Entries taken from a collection
>>>>>
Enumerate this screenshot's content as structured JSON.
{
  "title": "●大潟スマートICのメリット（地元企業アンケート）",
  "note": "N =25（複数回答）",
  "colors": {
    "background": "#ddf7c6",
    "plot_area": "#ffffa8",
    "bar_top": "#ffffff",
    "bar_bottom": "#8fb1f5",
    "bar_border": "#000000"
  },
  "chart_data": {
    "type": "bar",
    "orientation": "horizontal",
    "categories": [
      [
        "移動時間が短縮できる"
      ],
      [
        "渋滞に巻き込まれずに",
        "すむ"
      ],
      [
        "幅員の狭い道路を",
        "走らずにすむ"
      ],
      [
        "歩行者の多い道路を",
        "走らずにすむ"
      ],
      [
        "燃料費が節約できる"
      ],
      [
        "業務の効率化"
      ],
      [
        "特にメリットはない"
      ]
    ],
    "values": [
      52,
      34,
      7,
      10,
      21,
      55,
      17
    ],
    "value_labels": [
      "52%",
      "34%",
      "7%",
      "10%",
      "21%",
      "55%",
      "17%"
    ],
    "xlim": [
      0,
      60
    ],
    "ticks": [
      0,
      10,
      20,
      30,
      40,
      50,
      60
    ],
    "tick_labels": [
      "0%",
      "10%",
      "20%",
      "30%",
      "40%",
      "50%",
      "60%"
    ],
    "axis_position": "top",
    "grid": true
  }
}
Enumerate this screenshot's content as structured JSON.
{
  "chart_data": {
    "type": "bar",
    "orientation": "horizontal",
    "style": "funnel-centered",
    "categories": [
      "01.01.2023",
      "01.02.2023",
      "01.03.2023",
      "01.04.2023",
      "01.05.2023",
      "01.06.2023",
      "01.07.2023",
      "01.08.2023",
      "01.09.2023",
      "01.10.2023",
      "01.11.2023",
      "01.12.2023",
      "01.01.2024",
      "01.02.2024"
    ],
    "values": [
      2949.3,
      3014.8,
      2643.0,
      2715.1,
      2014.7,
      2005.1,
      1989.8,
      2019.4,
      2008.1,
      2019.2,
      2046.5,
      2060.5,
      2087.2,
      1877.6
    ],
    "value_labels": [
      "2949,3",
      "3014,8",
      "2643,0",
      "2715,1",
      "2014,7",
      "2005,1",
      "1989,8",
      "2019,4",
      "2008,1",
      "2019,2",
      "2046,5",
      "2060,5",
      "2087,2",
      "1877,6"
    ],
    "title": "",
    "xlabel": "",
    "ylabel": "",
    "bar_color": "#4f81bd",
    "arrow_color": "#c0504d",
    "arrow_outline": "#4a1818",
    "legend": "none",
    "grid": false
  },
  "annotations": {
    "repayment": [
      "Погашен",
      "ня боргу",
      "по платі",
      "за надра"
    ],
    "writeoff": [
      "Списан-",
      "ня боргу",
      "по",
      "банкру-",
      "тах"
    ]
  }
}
<<<<<
Prompt: Retype each record exactly, leaving nothing out.

Solution for this problem:
Enumerate this screenshot's content as structured JSON.
{
  "title": "●大潟スマートICのメリット（地元企業アンケート）",
  "note": "N =25（複数回答）",
  "colors": {
    "background": "#ddf7c6",
    "plot_area": "#ffffa8",
    "bar_top": "#ffffff",
    "bar_bottom": "#8fb1f5",
    "bar_border": "#000000"
  },
  "chart_data": {
    "type": "bar",
    "orientation": "horizontal",
    "categories": [
      [
        "移動時間が短縮できる"
      ],
      [
        "渋滞に巻き込まれずに",
        "すむ"
      ],
      [
        "幅員の狭い道路を",
        "走らずにすむ"
      ],
      [
        "歩行者の多い道路を",
        "走らずにすむ"
      ],
      [
        "燃料費が節約できる"
      ],
      [
        "業務の効率化"
      ],
      [
        "特にメリットはない"
      ]
    ],
    "values": [
      52,
      34,
      7,
      10,
      21,
      55,
      17
    ],
    "value_labels": [
      "52%",
      "34%",
      "7%",
      "10%",
      "21%",
      "55%",
      "17%"
    ],
    "xlim": [
      0,
      60
    ],
    "ticks": [
      0,
      10,
      20,
      30,
      40,
      50,
      60
    ],
    "tick_labels": [
      "0%",
      "10%",
      "20%",
      "30%",
      "40%",
      "50%",
      "60%"
    ],
    "axis_position": "top",
    "grid": true
  }
}
Enumerate this screenshot's content as structured JSON.
{
  "chart_data": {
    "type": "bar",
    "orientation": "horizontal",
    "style": "funnel-centered",
    "categories": [
      "01.01.2023",
      "01.02.2023",
      "01.03.2023",
      "01.04.2023",
      "01.05.2023",
      "01.06.2023",
      "01.07.2023",
      "01.08.2023",
      "01.09.2023",
      "01.10.2023",
      "01.11.2023",
      "01.12.2023",
      "01.01.2024",
      "01.02.2024"
    ],
    "values": [
      2949.3,
      3014.8,
      2643.0,
      2715.1,
      2014.7,
      2005.1,
      1989.8,
      2019.4,
      2008.1,
      2019.2,
      2046.5,
      2060.5,
      2087.2,
      1877.6
    ],
    "value_labels": [
      "2949,3",
      "3014,8",
      "2643,0",
      "2715,1",
      "2014,7",
      "2005,1",
      "1989,8",
      "2019,4",
      "2008,1",
      "2019,2",
      "2046,5",
      "2060,5",
      "2087,2",
      "1877,6"
    ],
    "title": "",
    "xlabel": "",
    "ylabel": "",
    "bar_color": "#4f81bd",
    "arrow_color": "#c0504d",
    "arrow_outline": "#4a1818",
    "legend": "none",
    "grid": false
  },
  "annotations": {
    "repayment": [
      "Погашен",
      "ня боргу",
      "по платі",
      "за надра"
    ],
    "writeoff": [
      "Списан-",
      "ня боргу",
      "по",
      "банкру-",
      "тах"
    ]
  }
}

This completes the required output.